◆ **Your task**
Copy out every line containing the word "Fees".

# Start of Data provided

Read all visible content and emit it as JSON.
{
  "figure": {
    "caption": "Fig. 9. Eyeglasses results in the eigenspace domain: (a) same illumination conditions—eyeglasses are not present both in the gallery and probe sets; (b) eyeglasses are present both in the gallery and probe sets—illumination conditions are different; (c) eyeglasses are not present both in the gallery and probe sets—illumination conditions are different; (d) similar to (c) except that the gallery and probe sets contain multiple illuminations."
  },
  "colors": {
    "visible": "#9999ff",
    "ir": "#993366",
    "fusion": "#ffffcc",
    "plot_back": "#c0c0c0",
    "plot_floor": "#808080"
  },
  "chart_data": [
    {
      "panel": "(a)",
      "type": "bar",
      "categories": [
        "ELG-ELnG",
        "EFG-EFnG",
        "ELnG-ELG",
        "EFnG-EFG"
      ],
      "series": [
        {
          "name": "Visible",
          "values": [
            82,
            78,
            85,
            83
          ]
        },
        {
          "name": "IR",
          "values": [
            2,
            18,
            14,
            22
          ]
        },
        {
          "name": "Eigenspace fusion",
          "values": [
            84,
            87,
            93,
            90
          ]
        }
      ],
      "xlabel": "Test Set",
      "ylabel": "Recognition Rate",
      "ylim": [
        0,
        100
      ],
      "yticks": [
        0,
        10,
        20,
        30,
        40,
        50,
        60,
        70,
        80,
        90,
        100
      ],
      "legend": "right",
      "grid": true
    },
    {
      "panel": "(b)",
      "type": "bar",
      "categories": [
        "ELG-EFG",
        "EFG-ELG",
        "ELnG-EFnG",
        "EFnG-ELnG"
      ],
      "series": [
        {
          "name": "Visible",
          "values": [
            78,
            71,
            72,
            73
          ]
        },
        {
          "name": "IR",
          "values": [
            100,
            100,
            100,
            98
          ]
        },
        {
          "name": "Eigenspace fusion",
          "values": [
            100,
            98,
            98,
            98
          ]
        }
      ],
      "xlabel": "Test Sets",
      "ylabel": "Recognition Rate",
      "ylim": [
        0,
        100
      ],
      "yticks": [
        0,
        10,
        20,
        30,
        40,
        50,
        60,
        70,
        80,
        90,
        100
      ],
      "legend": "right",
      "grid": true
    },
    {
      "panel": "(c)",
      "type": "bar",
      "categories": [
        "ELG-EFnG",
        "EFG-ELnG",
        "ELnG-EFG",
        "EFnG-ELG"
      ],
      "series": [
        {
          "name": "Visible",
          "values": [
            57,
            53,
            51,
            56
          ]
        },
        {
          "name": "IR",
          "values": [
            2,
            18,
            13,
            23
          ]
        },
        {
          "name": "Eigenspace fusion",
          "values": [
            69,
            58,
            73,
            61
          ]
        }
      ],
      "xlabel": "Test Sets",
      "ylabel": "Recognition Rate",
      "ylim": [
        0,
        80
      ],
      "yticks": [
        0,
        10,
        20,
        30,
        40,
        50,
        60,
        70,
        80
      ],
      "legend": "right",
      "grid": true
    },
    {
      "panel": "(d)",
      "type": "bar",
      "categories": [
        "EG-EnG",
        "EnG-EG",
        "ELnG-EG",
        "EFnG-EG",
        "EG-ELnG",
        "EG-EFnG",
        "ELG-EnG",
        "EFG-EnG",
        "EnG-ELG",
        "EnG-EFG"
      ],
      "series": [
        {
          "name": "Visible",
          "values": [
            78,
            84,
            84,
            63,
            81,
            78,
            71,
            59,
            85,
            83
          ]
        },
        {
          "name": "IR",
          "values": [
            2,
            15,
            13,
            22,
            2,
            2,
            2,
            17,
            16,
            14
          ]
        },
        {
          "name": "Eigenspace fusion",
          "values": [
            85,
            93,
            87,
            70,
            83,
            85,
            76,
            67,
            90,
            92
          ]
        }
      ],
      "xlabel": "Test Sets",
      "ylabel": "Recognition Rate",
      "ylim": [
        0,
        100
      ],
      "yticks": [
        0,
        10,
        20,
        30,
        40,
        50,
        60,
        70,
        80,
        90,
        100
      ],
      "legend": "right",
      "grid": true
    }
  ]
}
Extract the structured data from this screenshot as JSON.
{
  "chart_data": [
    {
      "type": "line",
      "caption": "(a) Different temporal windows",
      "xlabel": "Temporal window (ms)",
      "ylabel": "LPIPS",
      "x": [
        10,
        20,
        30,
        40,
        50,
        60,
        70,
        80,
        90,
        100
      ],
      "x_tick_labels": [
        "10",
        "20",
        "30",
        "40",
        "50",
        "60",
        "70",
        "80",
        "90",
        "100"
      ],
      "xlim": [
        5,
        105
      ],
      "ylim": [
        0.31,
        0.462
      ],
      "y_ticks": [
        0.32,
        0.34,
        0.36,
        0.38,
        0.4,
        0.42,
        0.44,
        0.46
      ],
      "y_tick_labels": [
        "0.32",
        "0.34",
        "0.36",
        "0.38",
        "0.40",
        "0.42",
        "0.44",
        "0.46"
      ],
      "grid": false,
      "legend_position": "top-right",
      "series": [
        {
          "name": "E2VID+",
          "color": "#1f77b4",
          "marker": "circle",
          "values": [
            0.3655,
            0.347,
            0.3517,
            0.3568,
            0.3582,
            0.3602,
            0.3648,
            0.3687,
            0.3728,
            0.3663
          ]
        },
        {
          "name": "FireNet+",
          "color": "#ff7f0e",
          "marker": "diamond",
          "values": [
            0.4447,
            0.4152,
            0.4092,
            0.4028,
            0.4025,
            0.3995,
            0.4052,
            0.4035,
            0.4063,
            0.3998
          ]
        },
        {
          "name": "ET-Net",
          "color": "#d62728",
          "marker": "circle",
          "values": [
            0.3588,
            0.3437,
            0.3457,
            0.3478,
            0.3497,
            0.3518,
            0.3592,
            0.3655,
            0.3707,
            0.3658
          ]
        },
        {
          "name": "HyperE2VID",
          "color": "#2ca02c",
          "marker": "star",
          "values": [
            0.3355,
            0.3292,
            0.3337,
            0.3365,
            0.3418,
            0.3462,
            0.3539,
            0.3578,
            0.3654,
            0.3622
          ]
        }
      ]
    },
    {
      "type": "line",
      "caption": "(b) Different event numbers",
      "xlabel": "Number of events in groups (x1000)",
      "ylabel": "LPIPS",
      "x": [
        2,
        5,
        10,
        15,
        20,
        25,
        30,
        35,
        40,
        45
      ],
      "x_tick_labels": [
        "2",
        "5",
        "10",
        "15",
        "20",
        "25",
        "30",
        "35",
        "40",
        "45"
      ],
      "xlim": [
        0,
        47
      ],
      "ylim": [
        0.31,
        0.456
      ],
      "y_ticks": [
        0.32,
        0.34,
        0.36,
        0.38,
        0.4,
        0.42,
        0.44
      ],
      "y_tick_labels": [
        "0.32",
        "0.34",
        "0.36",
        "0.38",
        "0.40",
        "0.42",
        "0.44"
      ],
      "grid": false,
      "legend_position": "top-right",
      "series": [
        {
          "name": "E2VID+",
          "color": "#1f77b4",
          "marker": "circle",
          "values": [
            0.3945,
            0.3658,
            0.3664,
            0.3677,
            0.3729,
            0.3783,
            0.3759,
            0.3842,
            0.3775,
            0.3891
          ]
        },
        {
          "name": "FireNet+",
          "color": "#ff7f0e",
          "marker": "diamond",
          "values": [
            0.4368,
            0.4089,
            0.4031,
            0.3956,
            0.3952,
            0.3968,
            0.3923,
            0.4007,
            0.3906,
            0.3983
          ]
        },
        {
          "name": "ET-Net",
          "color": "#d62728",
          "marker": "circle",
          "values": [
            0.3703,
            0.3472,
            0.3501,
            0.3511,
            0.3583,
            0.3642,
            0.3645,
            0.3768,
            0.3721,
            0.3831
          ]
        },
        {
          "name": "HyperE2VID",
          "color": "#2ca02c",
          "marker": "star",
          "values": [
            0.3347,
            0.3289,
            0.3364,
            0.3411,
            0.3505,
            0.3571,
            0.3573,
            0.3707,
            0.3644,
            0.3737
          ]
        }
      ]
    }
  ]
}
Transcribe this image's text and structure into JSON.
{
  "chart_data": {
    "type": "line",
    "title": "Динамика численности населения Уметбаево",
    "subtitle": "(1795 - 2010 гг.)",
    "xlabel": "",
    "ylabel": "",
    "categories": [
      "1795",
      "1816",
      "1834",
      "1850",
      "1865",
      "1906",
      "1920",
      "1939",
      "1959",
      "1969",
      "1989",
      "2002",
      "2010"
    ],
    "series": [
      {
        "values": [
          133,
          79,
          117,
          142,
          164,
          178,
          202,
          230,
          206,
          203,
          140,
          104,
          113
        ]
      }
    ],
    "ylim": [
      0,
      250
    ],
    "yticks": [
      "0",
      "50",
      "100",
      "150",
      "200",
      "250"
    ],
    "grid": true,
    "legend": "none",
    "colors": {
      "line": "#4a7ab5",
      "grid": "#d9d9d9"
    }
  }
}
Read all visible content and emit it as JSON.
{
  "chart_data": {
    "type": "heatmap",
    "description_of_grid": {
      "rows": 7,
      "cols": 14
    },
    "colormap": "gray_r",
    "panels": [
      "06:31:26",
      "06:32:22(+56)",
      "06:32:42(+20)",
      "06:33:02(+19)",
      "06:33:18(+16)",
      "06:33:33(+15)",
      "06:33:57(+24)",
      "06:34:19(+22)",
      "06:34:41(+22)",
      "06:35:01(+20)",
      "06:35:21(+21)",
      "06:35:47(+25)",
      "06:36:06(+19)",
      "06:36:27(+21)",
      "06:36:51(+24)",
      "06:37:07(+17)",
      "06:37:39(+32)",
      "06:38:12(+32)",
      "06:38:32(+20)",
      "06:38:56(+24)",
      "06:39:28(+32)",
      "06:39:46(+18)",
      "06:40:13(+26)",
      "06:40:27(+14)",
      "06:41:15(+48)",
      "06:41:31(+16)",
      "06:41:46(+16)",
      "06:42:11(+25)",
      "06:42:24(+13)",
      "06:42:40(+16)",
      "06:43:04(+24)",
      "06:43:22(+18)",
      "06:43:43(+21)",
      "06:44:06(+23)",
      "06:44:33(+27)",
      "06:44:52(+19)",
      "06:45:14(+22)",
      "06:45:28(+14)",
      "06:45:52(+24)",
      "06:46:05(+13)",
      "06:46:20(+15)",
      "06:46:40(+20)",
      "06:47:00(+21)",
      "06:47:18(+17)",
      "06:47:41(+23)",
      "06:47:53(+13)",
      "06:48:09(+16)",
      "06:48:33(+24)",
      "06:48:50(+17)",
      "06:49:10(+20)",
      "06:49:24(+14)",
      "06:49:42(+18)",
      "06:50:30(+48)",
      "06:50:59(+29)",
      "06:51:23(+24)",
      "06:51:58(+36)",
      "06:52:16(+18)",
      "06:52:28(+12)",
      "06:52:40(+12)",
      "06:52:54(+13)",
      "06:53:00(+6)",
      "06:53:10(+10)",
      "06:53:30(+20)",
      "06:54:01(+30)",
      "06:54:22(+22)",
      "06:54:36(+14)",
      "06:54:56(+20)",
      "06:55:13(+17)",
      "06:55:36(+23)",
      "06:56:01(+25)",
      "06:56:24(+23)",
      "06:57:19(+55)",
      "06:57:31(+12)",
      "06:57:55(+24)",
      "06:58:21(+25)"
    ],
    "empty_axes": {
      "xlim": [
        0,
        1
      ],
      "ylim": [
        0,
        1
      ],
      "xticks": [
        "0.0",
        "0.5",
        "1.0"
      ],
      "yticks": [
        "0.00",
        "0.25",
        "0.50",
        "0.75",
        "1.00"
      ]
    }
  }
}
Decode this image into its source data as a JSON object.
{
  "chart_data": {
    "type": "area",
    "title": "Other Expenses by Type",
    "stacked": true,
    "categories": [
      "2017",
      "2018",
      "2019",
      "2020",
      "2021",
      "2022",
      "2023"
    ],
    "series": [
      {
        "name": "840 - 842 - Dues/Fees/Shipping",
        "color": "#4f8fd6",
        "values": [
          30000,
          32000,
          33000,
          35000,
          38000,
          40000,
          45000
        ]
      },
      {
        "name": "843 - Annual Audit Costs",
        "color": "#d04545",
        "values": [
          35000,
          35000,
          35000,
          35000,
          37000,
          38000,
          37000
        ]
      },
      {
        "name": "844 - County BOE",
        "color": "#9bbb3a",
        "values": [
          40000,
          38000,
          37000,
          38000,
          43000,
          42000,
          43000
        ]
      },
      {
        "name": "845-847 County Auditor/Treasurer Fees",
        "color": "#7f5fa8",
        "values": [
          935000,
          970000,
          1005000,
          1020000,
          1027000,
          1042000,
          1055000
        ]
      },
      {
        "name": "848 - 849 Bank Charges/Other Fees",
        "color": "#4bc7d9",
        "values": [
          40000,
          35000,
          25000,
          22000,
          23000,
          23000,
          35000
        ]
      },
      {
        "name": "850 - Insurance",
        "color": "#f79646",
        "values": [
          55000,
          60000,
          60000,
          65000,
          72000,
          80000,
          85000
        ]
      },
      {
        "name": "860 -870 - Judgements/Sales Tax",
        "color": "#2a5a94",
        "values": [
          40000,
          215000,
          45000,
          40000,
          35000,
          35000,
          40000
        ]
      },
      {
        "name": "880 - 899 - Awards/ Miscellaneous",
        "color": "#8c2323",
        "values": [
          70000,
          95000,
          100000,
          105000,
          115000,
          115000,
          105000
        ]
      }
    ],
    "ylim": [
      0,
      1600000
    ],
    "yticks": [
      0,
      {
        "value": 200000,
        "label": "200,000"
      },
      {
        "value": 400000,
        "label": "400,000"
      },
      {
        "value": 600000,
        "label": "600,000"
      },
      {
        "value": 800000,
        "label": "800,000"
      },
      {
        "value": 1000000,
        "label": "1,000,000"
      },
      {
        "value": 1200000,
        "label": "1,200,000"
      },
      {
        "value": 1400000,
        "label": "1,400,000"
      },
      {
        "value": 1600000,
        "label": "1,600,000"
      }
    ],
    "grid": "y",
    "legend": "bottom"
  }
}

# End of Data provided

◆ **Problem solution**
        "name": "840 - 842 - Dues/Fees/Shipping",
        "name": "845-847 County Auditor/Treasurer Fees",
        "name": "848 - 849 Bank Charges/Other Fees",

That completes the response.